## JOB 1
In the post on the Riddle murders, at what age does Juli say wizards come of age?

The Riddles' Murders (WAS: The only one he ever feared?

ginnysthe1 ginnysthe1 at yahoo.com
Wed Nov 10 18:13:26 UTC 2004


No: HPFGUIDX 117546


JP wrote:
> I think that the Office focuses on underage magic, use of Muggle 
artifacts to play practical jokes or to harm Muggles and such. <snip><

Then Kim (me) wrote:
> But then the deaths of three Riddles from Avada Kedavras would 
surely have been considered "harm to Muggles," as you say. <snip> In 
any case, AK (Avada Kedavra) is also an Unforgiveable Curse and it 
wouldn't matter if the wizard who performed it was "of age" -- 
performing AK, Crucio, or Imperius curses is supposed to land you in 
Azkaban. <snip>

Juli replied:
> I completely agree with JP, Harry received 2 letters from Mafalda 
Hopkirk because he did underage magic. I don't think her department 
tracks all magic, even unforgivable curses, they just track underage 
magic. They would have learned that Arthur uses magic on his Ford 
Anglia, they never knew it could fly until Ron & Harry used it to get 
from King's cross to Hogwarts, so this propably means the only magic 
the MoM tracks is underage magic. ... By the way, wizards come of age 
at 17, so if LV was 17 when he killed his dad and grandparents, 
nobody would have noticed, unless like DD they read the muggle's 
newspaper and the autopsy report (nothing wrong except the fact they 
were dead) which I doubt.<

Katrina had written (in a different post, same thread):
> <snip> What LV fears about DD is what he knows. I've heard it 
postulated that when TR dropped "off the radar screen" after he 
finished at Hogwarts, it was because of the triple AK murder in 
[Little Hangleton] <

Then Debbie replied to Katrina:
> I don't believe that Tom Riddle disappeared *because* he was 
fleeing the scene of his parents' murders. Rather, he decided to 
leave to seek out what Dumbledore calls "the very worst of our kind"

## JOB 2
In the records, begin at the line that has "69, 97, 81]" and stop after the line that has "14, 215, 27]". Give only those lines again, substituting "Checkbox" for "Bar" and leaving everything else unchanged.

## MATERIALS PROVIDED
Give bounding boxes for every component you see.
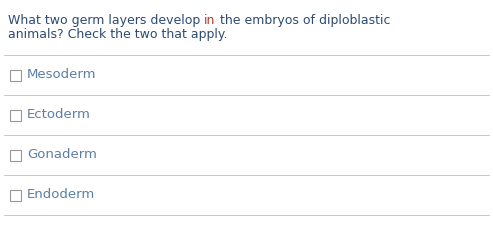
Text: Mesoderm: Mesoderm	[27, 69, 97, 81]
Text: What two germ layers develop: What two germ layers develop	[8, 14, 204, 27]
Bar	[10, 69, 21, 80]
Bar	[10, 190, 21, 201]
Text: Ectoderm: Ectoderm	[27, 109, 91, 121]
Bar	[10, 110, 21, 121]
Text: Endoderm: Endoderm	[27, 189, 95, 201]
Bar	[10, 150, 21, 161]
Text: Gonaderm: Gonaderm	[27, 149, 97, 161]
Text: in: in	[204, 14, 215, 27]
Text: animals? Check the two that apply.: animals? Check the two that apply.	[8, 28, 227, 41]
Text: the embryos of diploblastic: the embryos of diploblastic	[215, 14, 390, 27]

## RESULT 1
17

## RESULT 2
Text: Mesoderm: Mesoderm	[27, 69, 97, 81]
Text: What two germ layers develop: What two germ layers develop	[8, 14, 204, 27]
Checkbox	[10, 69, 21, 80]
Checkbox	[10, 190, 21, 201]
Text: Ectoderm: Ectoderm	[27, 109, 91, 121]
Checkbox	[10, 110, 21, 121]
Text: Endoderm: Endoderm	[27, 189, 95, 201]
Checkbox	[10, 150, 21, 161]
Text: Gonaderm: Gonaderm	[27, 149, 97, 161]
Text: in: in	[204, 14, 215, 27]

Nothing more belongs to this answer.